EXERCISE BRIEF: Copy each line that has the string "level" somewhere in it.

RECORDS PROVIDED:
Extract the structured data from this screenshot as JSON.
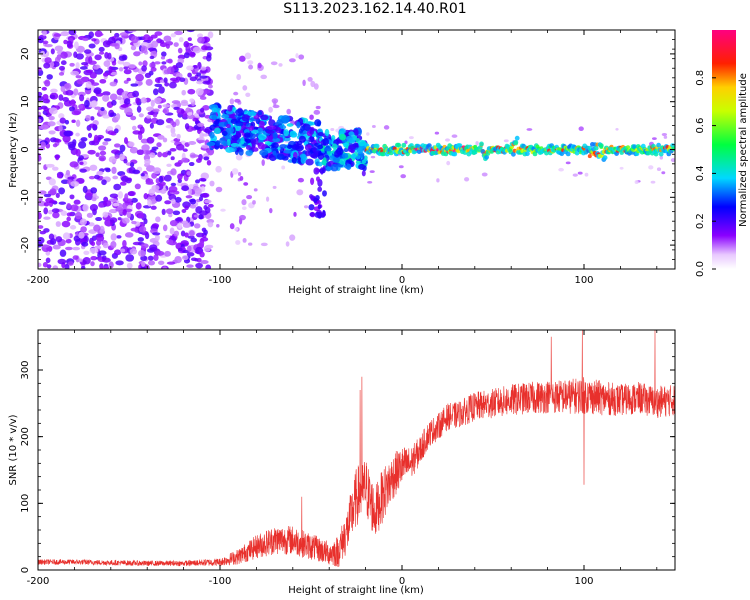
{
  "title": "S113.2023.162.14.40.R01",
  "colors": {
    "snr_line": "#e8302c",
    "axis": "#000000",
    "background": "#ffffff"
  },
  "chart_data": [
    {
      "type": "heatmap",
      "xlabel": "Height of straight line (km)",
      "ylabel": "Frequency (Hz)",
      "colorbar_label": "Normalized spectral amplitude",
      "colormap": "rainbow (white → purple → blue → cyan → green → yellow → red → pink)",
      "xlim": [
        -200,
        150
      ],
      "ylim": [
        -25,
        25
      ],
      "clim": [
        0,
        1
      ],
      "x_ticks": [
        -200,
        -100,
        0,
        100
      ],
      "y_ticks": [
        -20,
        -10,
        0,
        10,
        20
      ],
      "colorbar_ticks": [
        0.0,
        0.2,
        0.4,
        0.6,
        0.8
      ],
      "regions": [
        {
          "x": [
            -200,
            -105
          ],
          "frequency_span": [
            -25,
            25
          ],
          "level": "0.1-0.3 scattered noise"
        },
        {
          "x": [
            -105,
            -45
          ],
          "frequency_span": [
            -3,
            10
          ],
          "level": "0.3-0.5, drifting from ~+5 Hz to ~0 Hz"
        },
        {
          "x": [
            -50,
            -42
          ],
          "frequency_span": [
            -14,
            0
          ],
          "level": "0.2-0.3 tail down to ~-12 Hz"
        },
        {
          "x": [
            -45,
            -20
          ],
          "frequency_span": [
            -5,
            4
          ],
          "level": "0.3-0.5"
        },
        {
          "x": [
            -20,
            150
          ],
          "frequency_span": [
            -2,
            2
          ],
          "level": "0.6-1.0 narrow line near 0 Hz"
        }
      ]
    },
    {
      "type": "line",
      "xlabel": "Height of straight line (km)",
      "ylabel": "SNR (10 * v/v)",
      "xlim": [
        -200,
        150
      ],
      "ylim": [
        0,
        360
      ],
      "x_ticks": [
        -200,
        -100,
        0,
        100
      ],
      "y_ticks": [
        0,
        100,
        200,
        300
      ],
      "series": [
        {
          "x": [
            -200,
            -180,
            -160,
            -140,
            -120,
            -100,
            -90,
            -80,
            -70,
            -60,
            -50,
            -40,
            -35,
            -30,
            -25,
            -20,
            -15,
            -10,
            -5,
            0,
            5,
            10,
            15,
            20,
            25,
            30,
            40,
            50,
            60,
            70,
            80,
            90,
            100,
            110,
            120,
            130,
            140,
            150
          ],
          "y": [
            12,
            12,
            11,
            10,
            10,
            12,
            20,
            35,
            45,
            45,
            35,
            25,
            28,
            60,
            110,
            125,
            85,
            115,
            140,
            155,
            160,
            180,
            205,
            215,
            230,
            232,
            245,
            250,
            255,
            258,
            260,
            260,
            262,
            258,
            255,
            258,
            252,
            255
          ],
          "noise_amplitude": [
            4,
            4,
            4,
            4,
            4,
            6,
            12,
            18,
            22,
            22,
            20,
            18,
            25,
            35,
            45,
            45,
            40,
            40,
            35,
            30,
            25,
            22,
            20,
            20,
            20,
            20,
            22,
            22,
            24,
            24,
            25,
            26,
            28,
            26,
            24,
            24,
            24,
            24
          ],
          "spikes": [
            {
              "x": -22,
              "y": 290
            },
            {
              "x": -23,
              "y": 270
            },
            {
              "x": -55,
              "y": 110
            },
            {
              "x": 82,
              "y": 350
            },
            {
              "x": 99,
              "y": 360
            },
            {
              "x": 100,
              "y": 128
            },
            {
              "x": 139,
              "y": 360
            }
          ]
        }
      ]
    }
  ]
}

FULL OUTPUT:
          "level": "0.1-0.3 scattered noise"
          "level": "0.3-0.5, drifting from ~+5 Hz to ~0 Hz"
          "level": "0.2-0.3 tail down to ~-12 Hz"
          "level": "0.3-0.5"
          "level": "0.6-1.0 narrow line near 0 Hz"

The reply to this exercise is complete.